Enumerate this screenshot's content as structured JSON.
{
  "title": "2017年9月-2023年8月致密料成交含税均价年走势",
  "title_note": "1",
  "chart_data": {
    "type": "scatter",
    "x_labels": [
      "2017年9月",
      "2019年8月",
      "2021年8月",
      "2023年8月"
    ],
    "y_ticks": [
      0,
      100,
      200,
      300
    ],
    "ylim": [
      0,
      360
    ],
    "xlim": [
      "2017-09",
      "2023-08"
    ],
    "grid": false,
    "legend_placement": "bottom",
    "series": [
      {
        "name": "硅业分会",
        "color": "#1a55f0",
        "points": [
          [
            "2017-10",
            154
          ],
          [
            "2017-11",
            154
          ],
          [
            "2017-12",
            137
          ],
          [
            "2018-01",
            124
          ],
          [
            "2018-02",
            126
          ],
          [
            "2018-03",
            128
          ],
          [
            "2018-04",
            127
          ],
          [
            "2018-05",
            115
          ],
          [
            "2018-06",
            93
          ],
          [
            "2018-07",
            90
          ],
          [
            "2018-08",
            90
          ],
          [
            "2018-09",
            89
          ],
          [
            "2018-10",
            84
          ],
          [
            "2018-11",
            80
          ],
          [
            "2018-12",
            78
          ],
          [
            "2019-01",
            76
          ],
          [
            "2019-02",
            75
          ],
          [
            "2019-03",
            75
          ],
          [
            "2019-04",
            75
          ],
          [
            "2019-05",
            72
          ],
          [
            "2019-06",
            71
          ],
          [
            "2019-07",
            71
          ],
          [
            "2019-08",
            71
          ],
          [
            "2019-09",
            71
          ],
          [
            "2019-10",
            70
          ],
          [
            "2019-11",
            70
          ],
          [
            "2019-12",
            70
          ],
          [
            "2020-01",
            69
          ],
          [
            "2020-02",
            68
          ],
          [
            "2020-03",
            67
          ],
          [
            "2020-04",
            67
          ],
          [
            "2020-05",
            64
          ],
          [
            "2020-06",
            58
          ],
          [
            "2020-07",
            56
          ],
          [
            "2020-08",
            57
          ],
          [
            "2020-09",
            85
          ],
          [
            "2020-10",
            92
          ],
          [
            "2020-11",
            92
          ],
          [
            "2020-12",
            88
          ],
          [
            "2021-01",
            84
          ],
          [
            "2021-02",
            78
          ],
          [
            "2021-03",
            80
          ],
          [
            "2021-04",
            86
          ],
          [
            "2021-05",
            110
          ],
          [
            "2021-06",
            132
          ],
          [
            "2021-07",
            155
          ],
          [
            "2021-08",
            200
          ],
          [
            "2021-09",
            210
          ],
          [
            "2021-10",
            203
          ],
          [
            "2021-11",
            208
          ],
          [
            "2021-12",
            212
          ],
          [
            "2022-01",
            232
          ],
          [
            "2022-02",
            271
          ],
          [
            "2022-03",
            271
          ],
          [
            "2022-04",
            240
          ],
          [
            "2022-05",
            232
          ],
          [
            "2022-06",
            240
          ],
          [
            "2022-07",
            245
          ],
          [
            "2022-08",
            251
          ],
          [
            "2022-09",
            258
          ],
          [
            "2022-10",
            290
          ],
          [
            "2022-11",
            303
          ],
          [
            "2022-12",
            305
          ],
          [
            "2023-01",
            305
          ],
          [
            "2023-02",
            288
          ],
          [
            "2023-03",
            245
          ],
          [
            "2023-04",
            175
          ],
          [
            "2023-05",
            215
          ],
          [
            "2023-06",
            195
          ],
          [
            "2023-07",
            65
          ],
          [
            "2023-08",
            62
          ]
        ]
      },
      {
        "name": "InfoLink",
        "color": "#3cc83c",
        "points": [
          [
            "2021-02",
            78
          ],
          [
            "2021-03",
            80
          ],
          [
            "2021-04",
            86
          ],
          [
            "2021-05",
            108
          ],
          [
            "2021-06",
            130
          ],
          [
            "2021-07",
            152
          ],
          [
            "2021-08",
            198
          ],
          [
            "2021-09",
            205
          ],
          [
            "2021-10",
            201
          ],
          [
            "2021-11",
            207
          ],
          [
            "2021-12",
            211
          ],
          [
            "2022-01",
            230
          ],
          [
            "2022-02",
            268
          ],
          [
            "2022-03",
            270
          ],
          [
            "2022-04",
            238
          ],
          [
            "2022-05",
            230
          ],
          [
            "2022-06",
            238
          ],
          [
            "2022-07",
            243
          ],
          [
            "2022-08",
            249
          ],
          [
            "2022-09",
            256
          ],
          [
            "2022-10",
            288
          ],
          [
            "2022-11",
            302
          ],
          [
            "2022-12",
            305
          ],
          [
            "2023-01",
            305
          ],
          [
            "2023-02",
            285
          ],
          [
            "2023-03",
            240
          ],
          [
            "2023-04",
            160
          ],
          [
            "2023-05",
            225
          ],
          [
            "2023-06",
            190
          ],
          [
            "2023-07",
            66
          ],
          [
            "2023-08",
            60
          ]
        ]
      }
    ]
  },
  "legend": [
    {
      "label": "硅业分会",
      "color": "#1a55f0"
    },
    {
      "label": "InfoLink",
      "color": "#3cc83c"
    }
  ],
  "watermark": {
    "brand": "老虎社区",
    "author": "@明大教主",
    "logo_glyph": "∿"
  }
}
---*---
Copy every record exactly, with nothing added or dropped.

### [FINAL RESULT]
Enumerate this screenshot's content as structured JSON.
{
  "title": "2017年9月-2023年8月致密料成交含税均价年走势",
  "title_note": "1",
  "chart_data": {
    "type": "scatter",
    "x_labels": [
      "2017年9月",
      "2019年8月",
      "2021年8月",
      "2023年8月"
    ],
    "y_ticks": [
      0,
      100,
      200,
      300
    ],
    "ylim": [
      0,
      360
    ],
    "xlim": [
      "2017-09",
      "2023-08"
    ],
    "grid": false,
    "legend_placement": "bottom",
    "series": [
      {
        "name": "硅业分会",
        "color": "#1a55f0",
        "points": [
          [
            "2017-10",
            154
          ],
          [
            "2017-11",
            154
          ],
          [
            "2017-12",
            137
          ],
          [
            "2018-01",
            124
          ],
          [
            "2018-02",
            126
          ],
          [
            "2018-03",
            128
          ],
          [
            "2018-04",
            127
          ],
          [
            "2018-05",
            115
          ],
          [
            "2018-06",
            93
          ],
          [
            "2018-07",
            90
          ],
          [
            "2018-08",
            90
          ],
          [
            "2018-09",
            89
          ],
          [
            "2018-10",
            84
          ],
          [
            "2018-11",
            80
          ],
          [
            "2018-12",
            78
          ],
          [
            "2019-01",
            76
          ],
          [
            "2019-02",
            75
          ],
          [
            "2019-03",
            75
          ],
          [
            "2019-04",
            75
          ],
          [
            "2019-05",
            72
          ],
          [
            "2019-06",
            71
          ],
          [
            "2019-07",
            71
          ],
          [
            "2019-08",
            71
          ],
          [
            "2019-09",
            71
          ],
          [
            "2019-10",
            70
          ],
          [
            "2019-11",
            70
          ],
          [
            "2019-12",
            70
          ],
          [
            "2020-01",
            69
          ],
          [
            "2020-02",
            68
          ],
          [
            "2020-03",
            67
          ],
          [
            "2020-04",
            67
          ],
          [
            "2020-05",
            64
          ],
          [
            "2020-06",
            58
          ],
          [
            "2020-07",
            56
          ],
          [
            "2020-08",
            57
          ],
          [
            "2020-09",
            85
          ],
          [
            "2020-10",
            92
          ],
          [
            "2020-11",
            92
          ],
          [
            "2020-12",
            88
          ],
          [
            "2021-01",
            84
          ],
          [
            "2021-02",
            78
          ],
          [
            "2021-03",
            80
          ],
          [
            "2021-04",
            86
          ],
          [
            "2021-05",
            110
          ],
          [
            "2021-06",
            132
          ],
          [
            "2021-07",
            155
          ],
          [
            "2021-08",
            200
          ],
          [
            "2021-09",
            210
          ],
          [
            "2021-10",
            203
          ],
          [
            "2021-11",
            208
          ],
          [
            "2021-12",
            212
          ],
          [
            "2022-01",
            232
          ],
          [
            "2022-02",
            271
          ],
          [
            "2022-03",
            271
          ],
          [
            "2022-04",
            240
          ],
          [
            "2022-05",
            232
          ],
          [
            "2022-06",
            240
          ],
          [
            "2022-07",
            245
          ],
          [
            "2022-08",
            251
          ],
          [
            "2022-09",
            258
          ],
          [
            "2022-10",
            290
          ],
          [
            "2022-11",
            303
          ],
          [
            "2022-12",
            305
          ],
          [
            "2023-01",
            305
          ],
          [
            "2023-02",
            288
          ],
          [
            "2023-03",
            245
          ],
          [
            "2023-04",
            175
          ],
          [
            "2023-05",
            215
          ],
          [
            "2023-06",
            195
          ],
          [
            "2023-07",
            65
          ],
          [
            "2023-08",
            62
          ]
        ]
      },
      {
        "name": "InfoLink",
        "color": "#3cc83c",
        "points": [
          [
            "2021-02",
            78
          ],
          [
            "2021-03",
            80
          ],
          [
            "2021-04",
            86
          ],
          [
            "2021-05",
            108
          ],
          [
            "2021-06",
            130
          ],
          [
            "2021-07",
            152
          ],
          [
            "2021-08",
            198
          ],
          [
            "2021-09",
            205
          ],
          [
            "2021-10",
            201
          ],
          [
            "2021-11",
            207
          ],
          [
            "2021-12",
            211
          ],
          [
            "2022-01",
            230
          ],
          [
            "2022-02",
            268
          ],
          [
            "2022-03",
            270
          ],
          [
            "2022-04",
            238
          ],
          [
            "2022-05",
            230
          ],
          [
            "2022-06",
            238
          ],
          [
            "2022-07",
            243
          ],
          [
            "2022-08",
            249
          ],
          [
            "2022-09",
            256
          ],
          [
            "2022-10",
            288
          ],
          [
            "2022-11",
            302
          ],
          [
            "2022-12",
            305
          ],
          [
            "2023-01",
            305
          ],
          [
            "2023-02",
            285
          ],
          [
            "2023-03",
            240
          ],
          [
            "2023-04",
            160
          ],
          [
            "2023-05",
            225
          ],
          [
            "2023-06",
            190
          ],
          [
            "2023-07",
            66
          ],
          [
            "2023-08",
            60
          ]
        ]
      }
    ]
  },
  "legend": [
    {
      "label": "硅业分会",
      "color": "#1a55f0"
    },
    {
      "label": "InfoLink",
      "color": "#3cc83c"
    }
  ],
  "watermark": {
    "brand": "老虎社区",
    "author": "@明大教主",
    "logo_glyph": "∿"
  }
}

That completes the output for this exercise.